- **Exercise instructions**
Scan the data for lines with "title" and report the count by itself.

(Excerpts from a figure dataset)
+ + + + + + +

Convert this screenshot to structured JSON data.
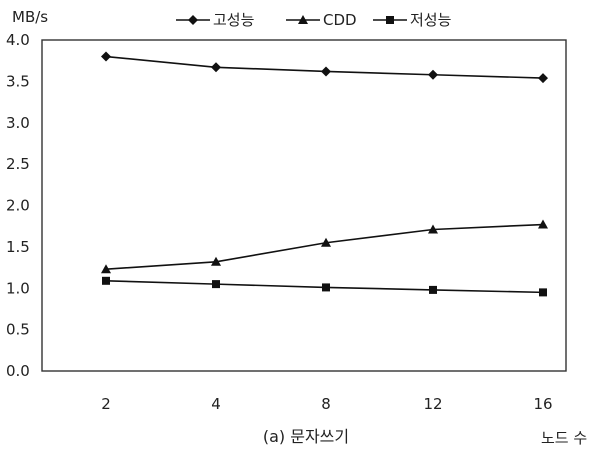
{
  "chart_data": {
    "type": "line",
    "caption": "(a) 문자쓰기",
    "title": "",
    "xlabel": "노드 수",
    "ylabel": "MB/s",
    "x": [
      2,
      4,
      8,
      12,
      16
    ],
    "ylim": [
      0.0,
      4.0
    ],
    "yticks": [
      "0.0",
      "0.5",
      "1.0",
      "1.5",
      "2.0",
      "2.5",
      "3.0",
      "3.5",
      "4.0"
    ],
    "grid": false,
    "legend_position": "top",
    "series": [
      {
        "name": "고성능",
        "marker": "diamond",
        "values": [
          3.8,
          3.67,
          3.62,
          3.58,
          3.54
        ]
      },
      {
        "name": "CDD",
        "marker": "triangle",
        "values": [
          1.23,
          1.32,
          1.55,
          1.71,
          1.77
        ]
      },
      {
        "name": "저성능",
        "marker": "square",
        "values": [
          1.09,
          1.05,
          1.01,
          0.98,
          0.95
        ]
      }
    ]
  }
}
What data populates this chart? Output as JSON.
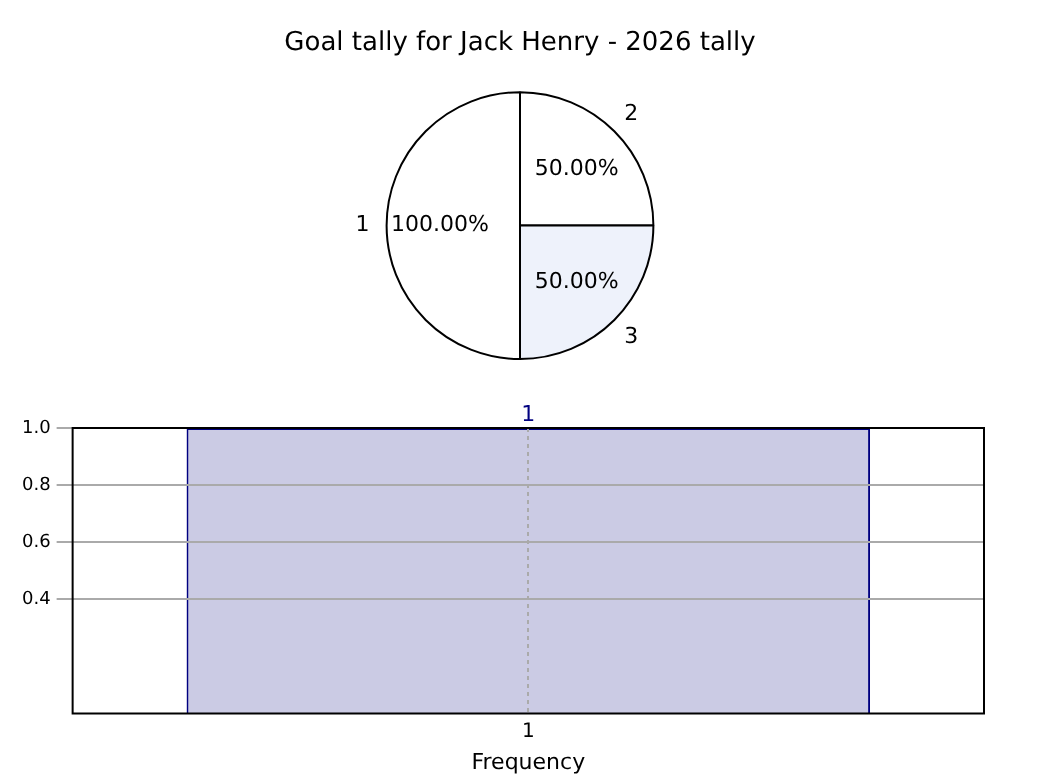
{
  "chart_data": [
    {
      "type": "pie",
      "title": "Goal tally for Jack Henry - 2026 tally",
      "categories": [
        "1",
        "2",
        "3"
      ],
      "values": [
        100,
        50,
        50
      ],
      "colors": [
        "#ffffff",
        "#ffffff",
        "#eef2fb"
      ],
      "value_labels": [
        "100.00%",
        "50.00%",
        "50.00%"
      ]
    },
    {
      "type": "bar",
      "categories": [
        "1"
      ],
      "values": [
        1.0
      ],
      "color": "#cbcbe4",
      "ylim": [
        0,
        1.0
      ],
      "yticks": [
        0.4,
        0.6,
        0.8,
        {
          "value": 1,
          "label": "1.0"
        }
      ],
      "grid": true,
      "xlabel": "Frequency",
      "data_labels": true
    }
  ]
}
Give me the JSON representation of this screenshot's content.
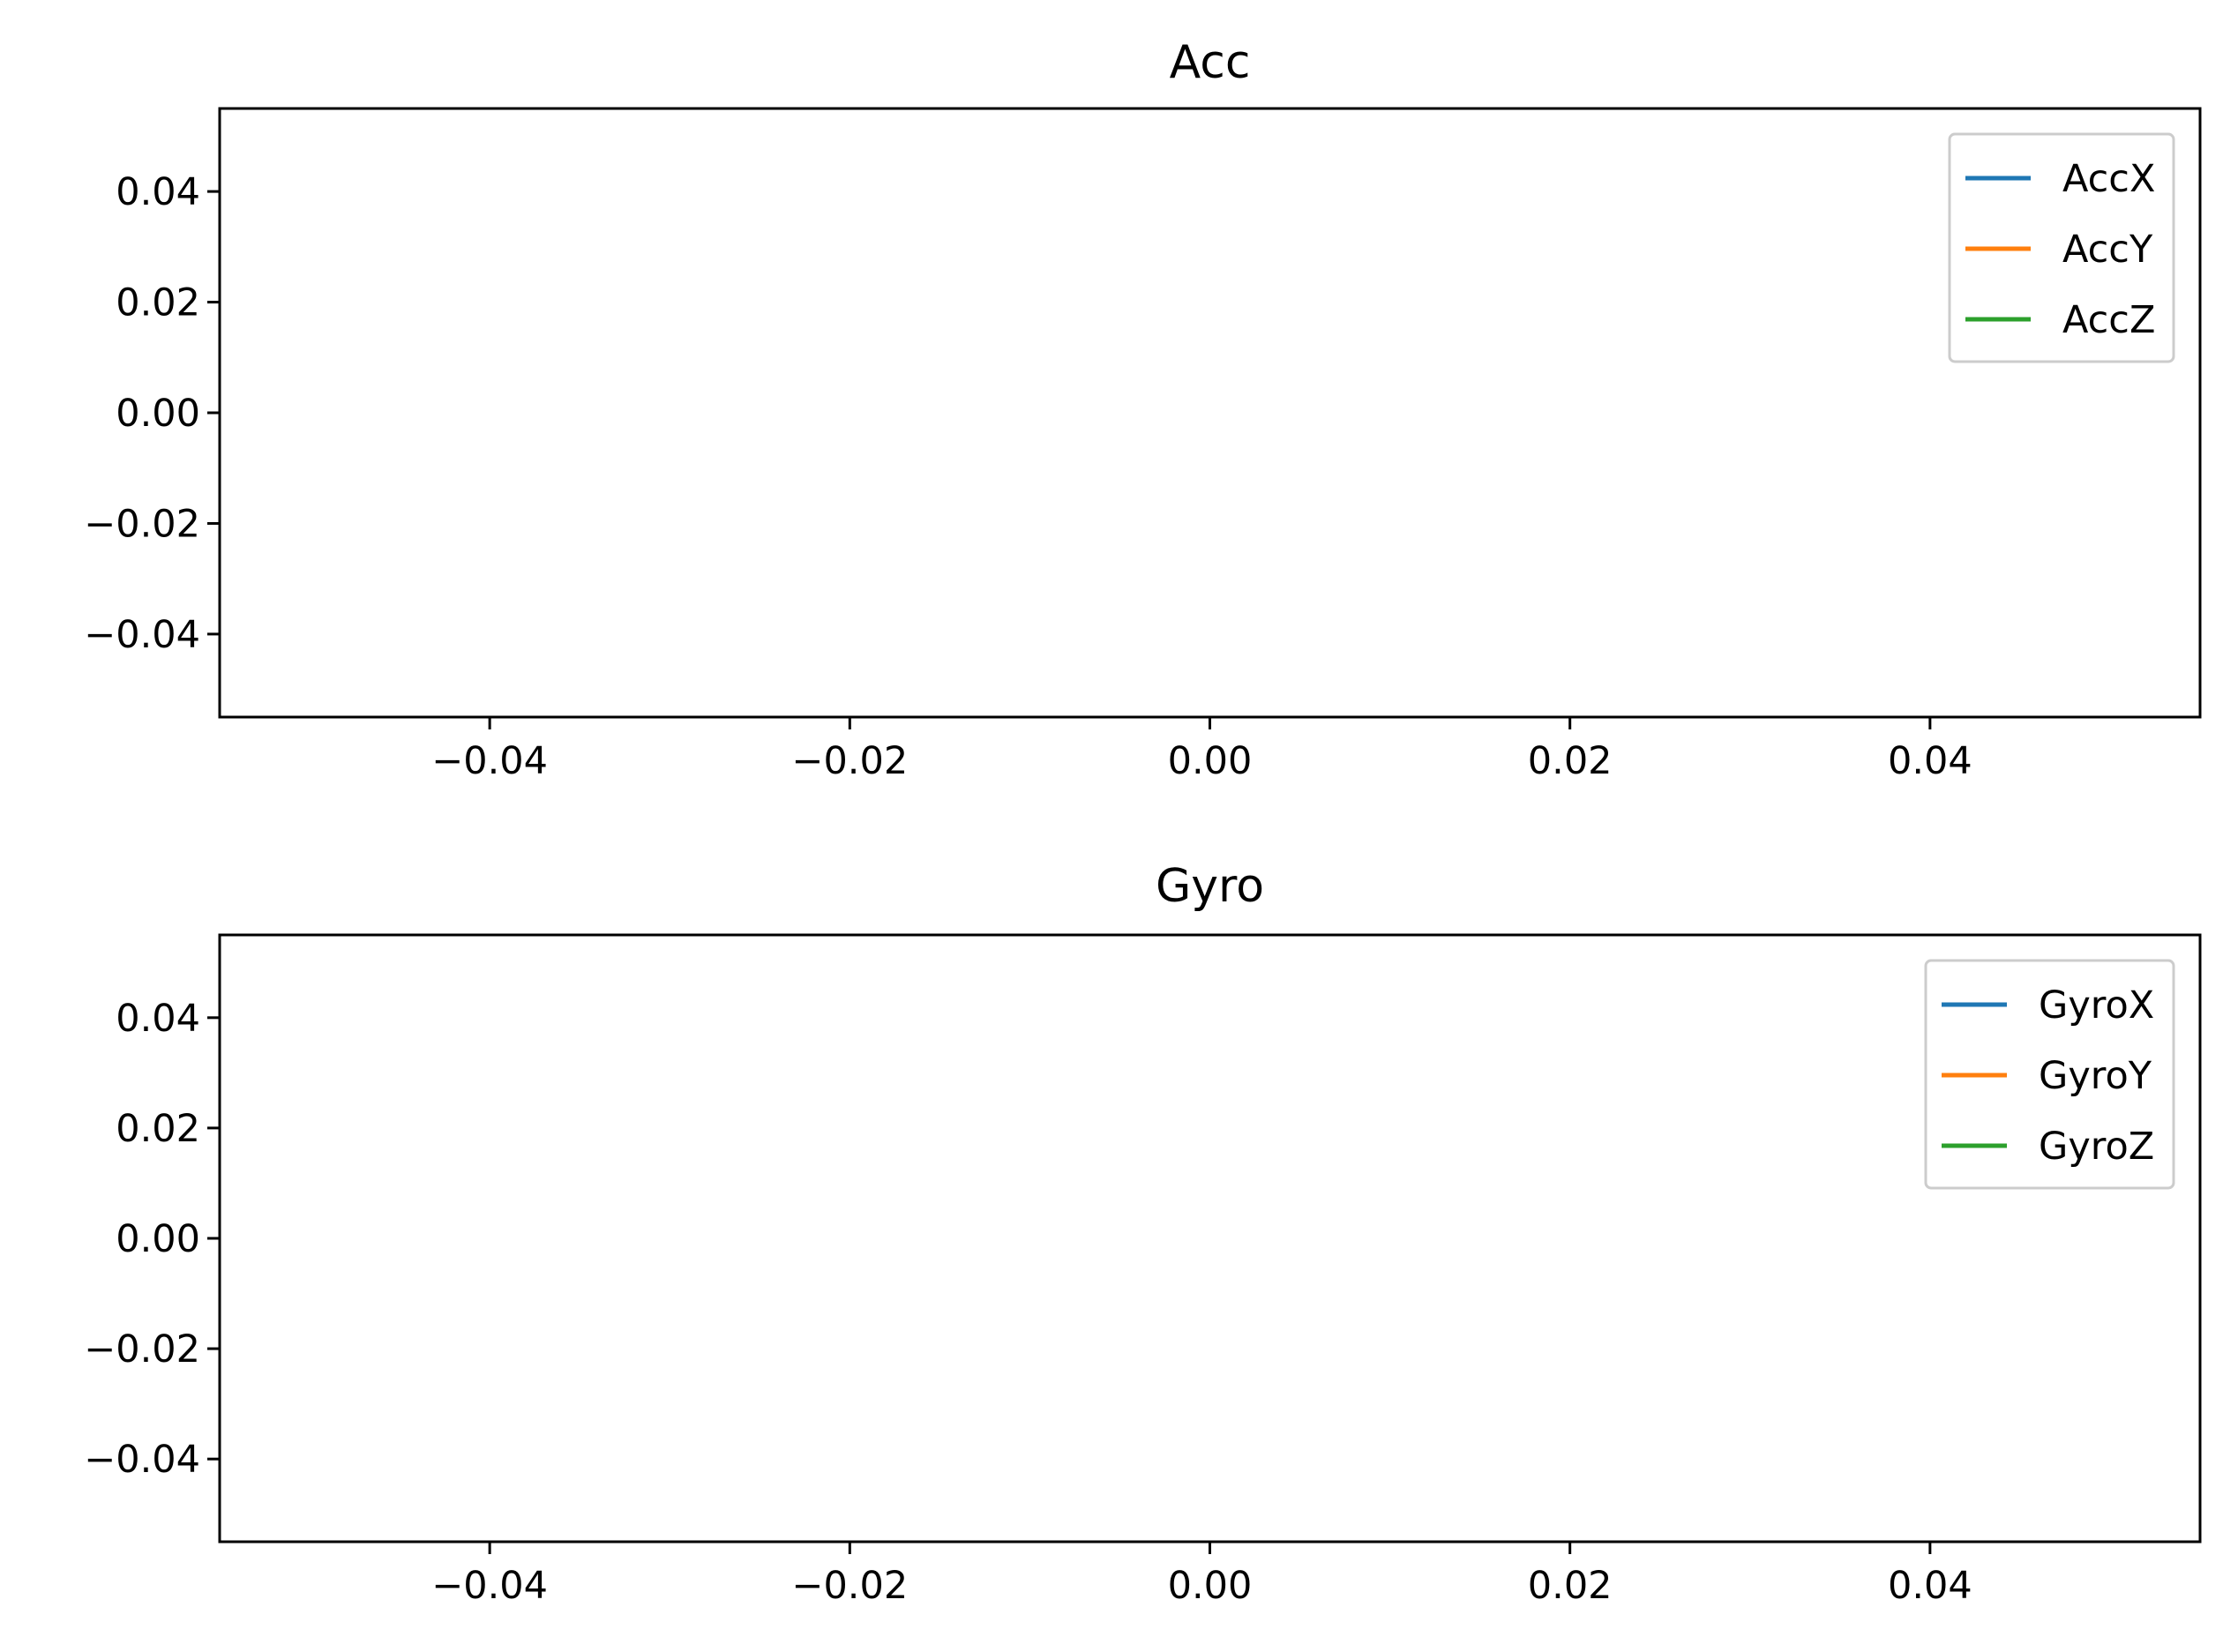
{
  "chart_data": [
    {
      "type": "line",
      "title": "Acc",
      "xlabel": "",
      "ylabel": "",
      "xlim": [
        -0.055,
        0.055
      ],
      "ylim": [
        -0.055,
        0.055
      ],
      "x_ticks": [
        -0.04,
        -0.02,
        0.0,
        0.02,
        0.04
      ],
      "y_ticks": [
        0.04,
        0.02,
        0.0,
        -0.02,
        -0.04
      ],
      "x_tick_labels": [
        "−0.04",
        "−0.02",
        "0.00",
        "0.02",
        "0.04"
      ],
      "y_tick_labels": [
        "0.04",
        "0.02",
        "0.00",
        "−0.02",
        "−0.04"
      ],
      "legend_position": "top-right",
      "grid": false,
      "series": [
        {
          "name": "AccX",
          "color": "#1f77b4",
          "x": [],
          "y": []
        },
        {
          "name": "AccY",
          "color": "#ff7f0e",
          "x": [],
          "y": []
        },
        {
          "name": "AccZ",
          "color": "#2ca02c",
          "x": [],
          "y": []
        }
      ]
    },
    {
      "type": "line",
      "title": "Gyro",
      "xlabel": "",
      "ylabel": "",
      "xlim": [
        -0.055,
        0.055
      ],
      "ylim": [
        -0.055,
        0.055
      ],
      "x_ticks": [
        -0.04,
        -0.02,
        0.0,
        0.02,
        0.04
      ],
      "y_ticks": [
        0.04,
        0.02,
        0.0,
        -0.02,
        -0.04
      ],
      "x_tick_labels": [
        "−0.04",
        "−0.02",
        "0.00",
        "0.02",
        "0.04"
      ],
      "y_tick_labels": [
        "0.04",
        "0.02",
        "0.00",
        "−0.02",
        "−0.04"
      ],
      "legend_position": "top-right",
      "grid": false,
      "series": [
        {
          "name": "GyroX",
          "color": "#1f77b4",
          "x": [],
          "y": []
        },
        {
          "name": "GyroY",
          "color": "#ff7f0e",
          "x": [],
          "y": []
        },
        {
          "name": "GyroZ",
          "color": "#2ca02c",
          "x": [],
          "y": []
        }
      ]
    }
  ]
}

+ + + + + + +

- **Response to this task**
4